Repeat every line of the material, character for character.

* **Stored rows**
···

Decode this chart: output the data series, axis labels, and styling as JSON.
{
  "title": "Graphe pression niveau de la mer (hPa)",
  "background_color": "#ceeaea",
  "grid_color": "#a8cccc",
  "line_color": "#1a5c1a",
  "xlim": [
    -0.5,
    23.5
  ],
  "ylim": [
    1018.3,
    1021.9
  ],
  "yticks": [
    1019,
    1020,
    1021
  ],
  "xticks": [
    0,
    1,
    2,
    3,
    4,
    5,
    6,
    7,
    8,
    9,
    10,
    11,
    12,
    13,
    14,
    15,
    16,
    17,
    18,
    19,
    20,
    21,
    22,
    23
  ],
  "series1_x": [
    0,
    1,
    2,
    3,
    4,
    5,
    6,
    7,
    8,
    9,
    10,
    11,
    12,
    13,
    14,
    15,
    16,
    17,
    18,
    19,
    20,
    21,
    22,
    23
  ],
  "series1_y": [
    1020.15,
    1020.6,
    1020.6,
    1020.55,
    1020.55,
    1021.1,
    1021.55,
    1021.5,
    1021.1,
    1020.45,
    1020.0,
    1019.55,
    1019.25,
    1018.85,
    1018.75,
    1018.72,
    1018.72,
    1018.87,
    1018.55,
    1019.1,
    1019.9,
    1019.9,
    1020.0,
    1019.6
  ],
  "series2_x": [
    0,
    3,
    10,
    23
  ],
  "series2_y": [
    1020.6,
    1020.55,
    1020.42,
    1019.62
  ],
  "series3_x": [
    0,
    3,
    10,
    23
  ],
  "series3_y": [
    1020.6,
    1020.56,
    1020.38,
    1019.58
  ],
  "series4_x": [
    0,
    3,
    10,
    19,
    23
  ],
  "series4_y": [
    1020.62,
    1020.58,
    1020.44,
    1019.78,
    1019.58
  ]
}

···

* **Written answer**
Decode this chart: output the data series, axis labels, and styling as JSON.
{
  "title": "Graphe pression niveau de la mer (hPa)",
  "background_color": "#ceeaea",
  "grid_color": "#a8cccc",
  "line_color": "#1a5c1a",
  "xlim": [
    -0.5,
    23.5
  ],
  "ylim": [
    1018.3,
    1021.9
  ],
  "yticks": [
    1019,
    1020,
    1021
  ],
  "xticks": [
    0,
    1,
    2,
    3,
    4,
    5,
    6,
    7,
    8,
    9,
    10,
    11,
    12,
    13,
    14,
    15,
    16,
    17,
    18,
    19,
    20,
    21,
    22,
    23
  ],
  "series1_x": [
    0,
    1,
    2,
    3,
    4,
    5,
    6,
    7,
    8,
    9,
    10,
    11,
    12,
    13,
    14,
    15,
    16,
    17,
    18,
    19,
    20,
    21,
    22,
    23
  ],
  "series1_y": [
    1020.15,
    1020.6,
    1020.6,
    1020.55,
    1020.55,
    1021.1,
    1021.55,
    1021.5,
    1021.1,
    1020.45,
    1020.0,
    1019.55,
    1019.25,
    1018.85,
    1018.75,
    1018.72,
    1018.72,
    1018.87,
    1018.55,
    1019.1,
    1019.9,
    1019.9,
    1020.0,
    1019.6
  ],
  "series2_x": [
    0,
    3,
    10,
    23
  ],
  "series2_y": [
    1020.6,
    1020.55,
    1020.42,
    1019.62
  ],
  "series3_x": [
    0,
    3,
    10,
    23
  ],
  "series3_y": [
    1020.6,
    1020.56,
    1020.38,
    1019.58
  ],
  "series4_x": [
    0,
    3,
    10,
    19,
    23
  ],
  "series4_y": [
    1020.62,
    1020.58,
    1020.44,
    1019.78,
    1019.58
  ]
}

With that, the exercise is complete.